# [Records shown]
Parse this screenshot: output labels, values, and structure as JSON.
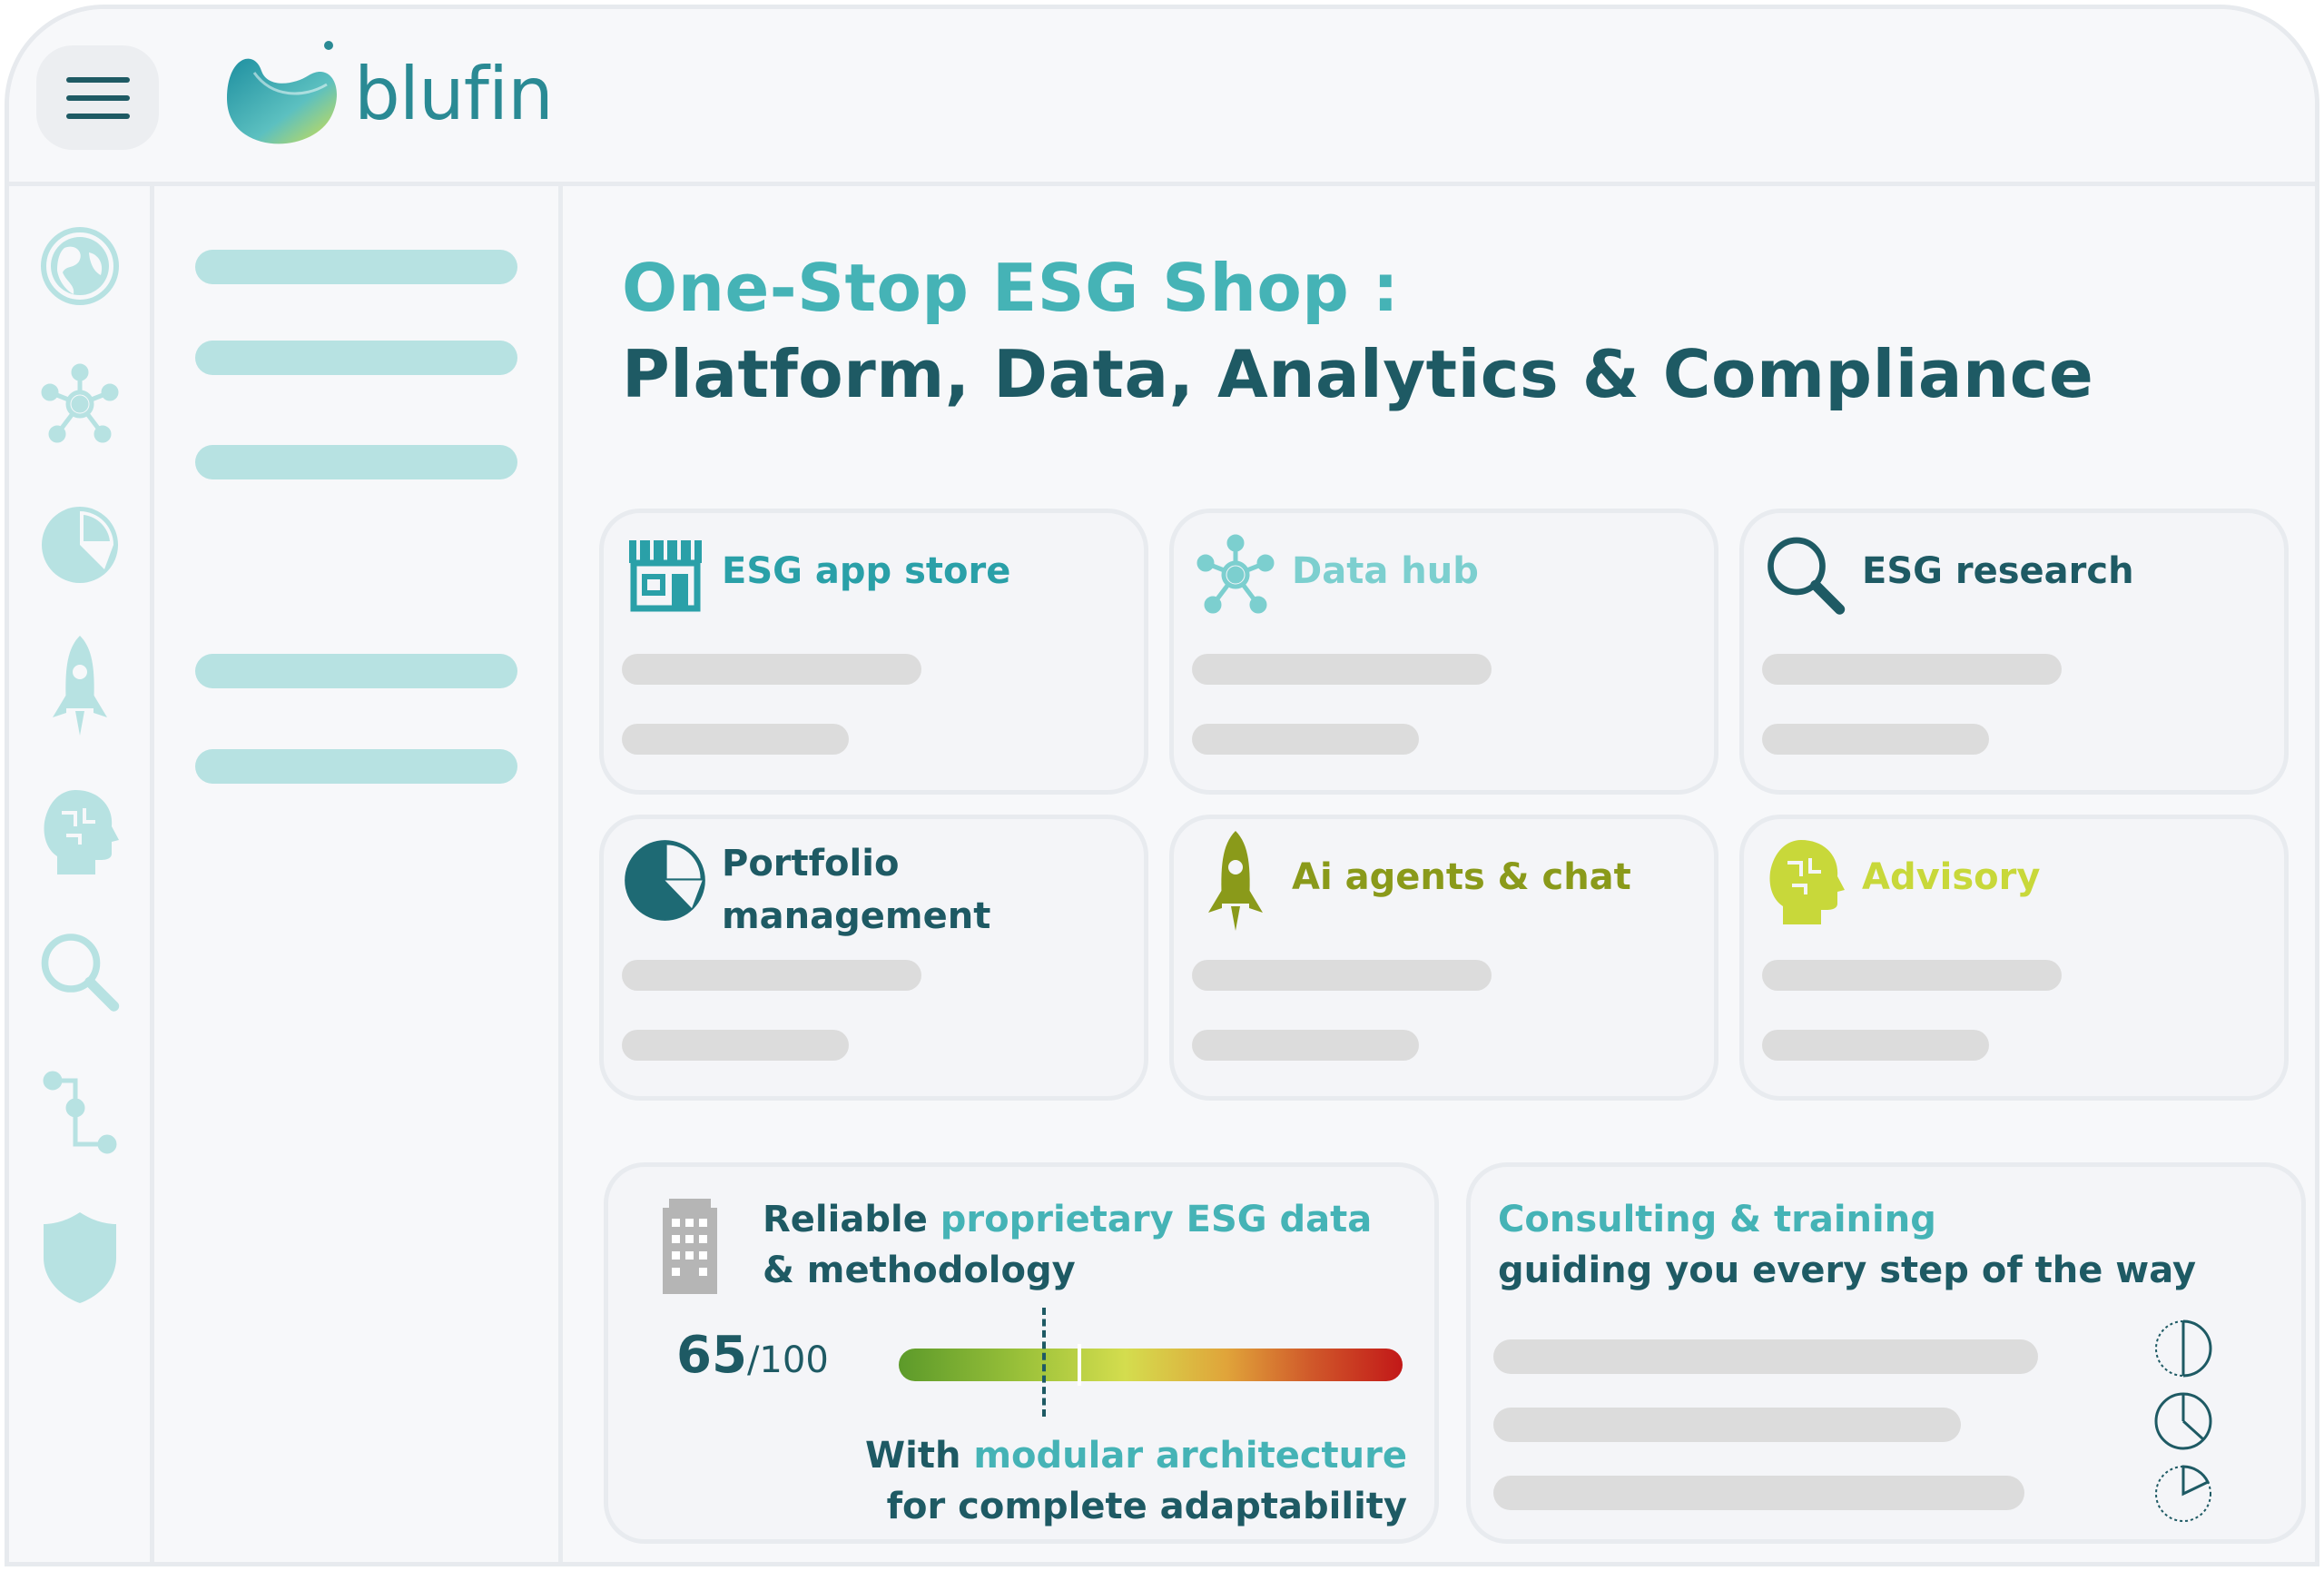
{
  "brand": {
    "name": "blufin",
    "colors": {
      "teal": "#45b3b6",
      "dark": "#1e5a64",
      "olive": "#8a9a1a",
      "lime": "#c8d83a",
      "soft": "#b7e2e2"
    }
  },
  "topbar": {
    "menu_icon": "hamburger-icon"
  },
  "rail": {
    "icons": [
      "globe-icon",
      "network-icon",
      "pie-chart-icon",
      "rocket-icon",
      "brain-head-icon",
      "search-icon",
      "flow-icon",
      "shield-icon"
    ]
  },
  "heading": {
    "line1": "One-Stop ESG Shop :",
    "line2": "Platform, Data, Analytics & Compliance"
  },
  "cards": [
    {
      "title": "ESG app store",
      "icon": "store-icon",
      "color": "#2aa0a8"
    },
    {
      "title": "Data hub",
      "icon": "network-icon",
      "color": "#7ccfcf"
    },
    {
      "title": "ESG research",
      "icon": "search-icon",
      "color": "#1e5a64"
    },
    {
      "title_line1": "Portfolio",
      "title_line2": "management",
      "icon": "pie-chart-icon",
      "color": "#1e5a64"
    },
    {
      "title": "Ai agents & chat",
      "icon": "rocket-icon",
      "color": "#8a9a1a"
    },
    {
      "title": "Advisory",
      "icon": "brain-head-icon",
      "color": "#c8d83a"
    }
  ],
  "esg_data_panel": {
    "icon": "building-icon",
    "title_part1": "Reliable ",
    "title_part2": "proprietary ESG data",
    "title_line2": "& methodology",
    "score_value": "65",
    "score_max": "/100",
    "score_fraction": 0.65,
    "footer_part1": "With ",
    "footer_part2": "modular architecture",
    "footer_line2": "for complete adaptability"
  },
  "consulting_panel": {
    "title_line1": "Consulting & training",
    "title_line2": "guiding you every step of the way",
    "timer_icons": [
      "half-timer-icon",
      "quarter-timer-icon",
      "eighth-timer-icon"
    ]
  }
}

# [What this task involves]
Return the whole listing, word for word, and leave out every picture.

# [Expected answer]
Parse this screenshot: output labels, values, and structure as JSON.
{
  "brand": {
    "name": "blufin",
    "colors": {
      "teal": "#45b3b6",
      "dark": "#1e5a64",
      "olive": "#8a9a1a",
      "lime": "#c8d83a",
      "soft": "#b7e2e2"
    }
  },
  "topbar": {
    "menu_icon": "hamburger-icon"
  },
  "rail": {
    "icons": [
      "globe-icon",
      "network-icon",
      "pie-chart-icon",
      "rocket-icon",
      "brain-head-icon",
      "search-icon",
      "flow-icon",
      "shield-icon"
    ]
  },
  "heading": {
    "line1": "One-Stop ESG Shop :",
    "line2": "Platform, Data, Analytics & Compliance"
  },
  "cards": [
    {
      "title": "ESG app store",
      "icon": "store-icon",
      "color": "#2aa0a8"
    },
    {
      "title": "Data hub",
      "icon": "network-icon",
      "color": "#7ccfcf"
    },
    {
      "title": "ESG research",
      "icon": "search-icon",
      "color": "#1e5a64"
    },
    {
      "title_line1": "Portfolio",
      "title_line2": "management",
      "icon": "pie-chart-icon",
      "color": "#1e5a64"
    },
    {
      "title": "Ai agents & chat",
      "icon": "rocket-icon",
      "color": "#8a9a1a"
    },
    {
      "title": "Advisory",
      "icon": "brain-head-icon",
      "color": "#c8d83a"
    }
  ],
  "esg_data_panel": {
    "icon": "building-icon",
    "title_part1": "Reliable ",
    "title_part2": "proprietary ESG data",
    "title_line2": "& methodology",
    "score_value": "65",
    "score_max": "/100",
    "score_fraction": 0.65,
    "footer_part1": "With ",
    "footer_part2": "modular architecture",
    "footer_line2": "for complete adaptability"
  },
  "consulting_panel": {
    "title_line1": "Consulting & training",
    "title_line2": "guiding you every step of the way",
    "timer_icons": [
      "half-timer-icon",
      "quarter-timer-icon",
      "eighth-timer-icon"
    ]
  }
}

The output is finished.